→ **What to do**: Write out every entry precisely as given, leaving the pictures out.

→ **Records**:

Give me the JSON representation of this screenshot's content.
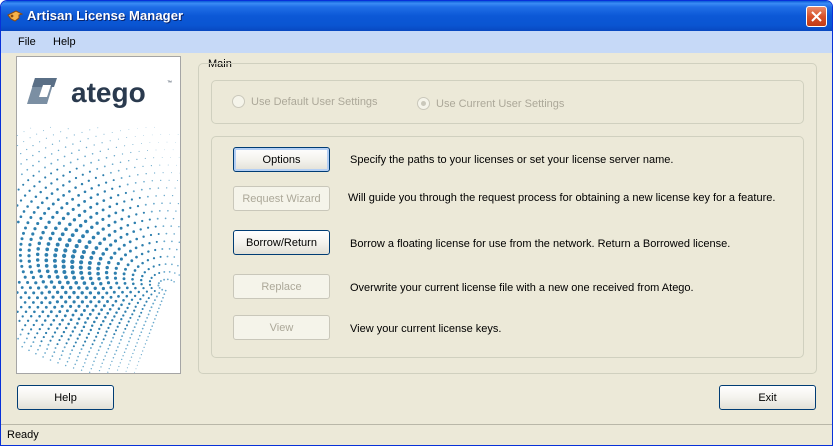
{
  "window": {
    "title": "Artisan License Manager"
  },
  "menu": {
    "items": [
      "File",
      "Help"
    ]
  },
  "logo": {
    "text": "atego",
    "trademark": "™"
  },
  "main": {
    "legend": "Main",
    "radios": [
      {
        "label": "Use Default User Settings",
        "selected": false,
        "enabled": false
      },
      {
        "label": "Use Current User Settings",
        "selected": true,
        "enabled": false
      }
    ],
    "commands": [
      {
        "label": "Options",
        "enabled": true,
        "description": "Specify the paths to your licenses or set your license server name."
      },
      {
        "label": "Request Wizard",
        "enabled": false,
        "description": "Will guide you through the request process for obtaining a new license key for a feature."
      },
      {
        "label": "Borrow/Return",
        "enabled": true,
        "description": "Borrow a floating license for use from the network.  Return a Borrowed license."
      },
      {
        "label": "Replace",
        "enabled": false,
        "description": "Overwrite your current license file with a new one received from Atego."
      },
      {
        "label": "View",
        "enabled": false,
        "description": "View your current license keys."
      }
    ]
  },
  "footer": {
    "help_label": "Help",
    "exit_label": "Exit"
  },
  "status": {
    "text": "Ready"
  },
  "colors": {
    "titlebar": "#0c58d6",
    "menubar": "#c6d9f7",
    "face": "#ece9d8",
    "accent_blue": "#003c74"
  }
}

→ **Answer to this exercise**:
Give me the JSON representation of this screenshot's content.
{
  "window": {
    "title": "Artisan License Manager"
  },
  "menu": {
    "items": [
      "File",
      "Help"
    ]
  },
  "logo": {
    "text": "atego",
    "trademark": "™"
  },
  "main": {
    "legend": "Main",
    "radios": [
      {
        "label": "Use Default User Settings",
        "selected": false,
        "enabled": false
      },
      {
        "label": "Use Current User Settings",
        "selected": true,
        "enabled": false
      }
    ],
    "commands": [
      {
        "label": "Options",
        "enabled": true,
        "description": "Specify the paths to your licenses or set your license server name."
      },
      {
        "label": "Request Wizard",
        "enabled": false,
        "description": "Will guide you through the request process for obtaining a new license key for a feature."
      },
      {
        "label": "Borrow/Return",
        "enabled": true,
        "description": "Borrow a floating license for use from the network.  Return a Borrowed license."
      },
      {
        "label": "Replace",
        "enabled": false,
        "description": "Overwrite your current license file with a new one received from Atego."
      },
      {
        "label": "View",
        "enabled": false,
        "description": "View your current license keys."
      }
    ]
  },
  "footer": {
    "help_label": "Help",
    "exit_label": "Exit"
  },
  "status": {
    "text": "Ready"
  },
  "colors": {
    "titlebar": "#0c58d6",
    "menubar": "#c6d9f7",
    "face": "#ece9d8",
    "accent_blue": "#003c74"
  }
}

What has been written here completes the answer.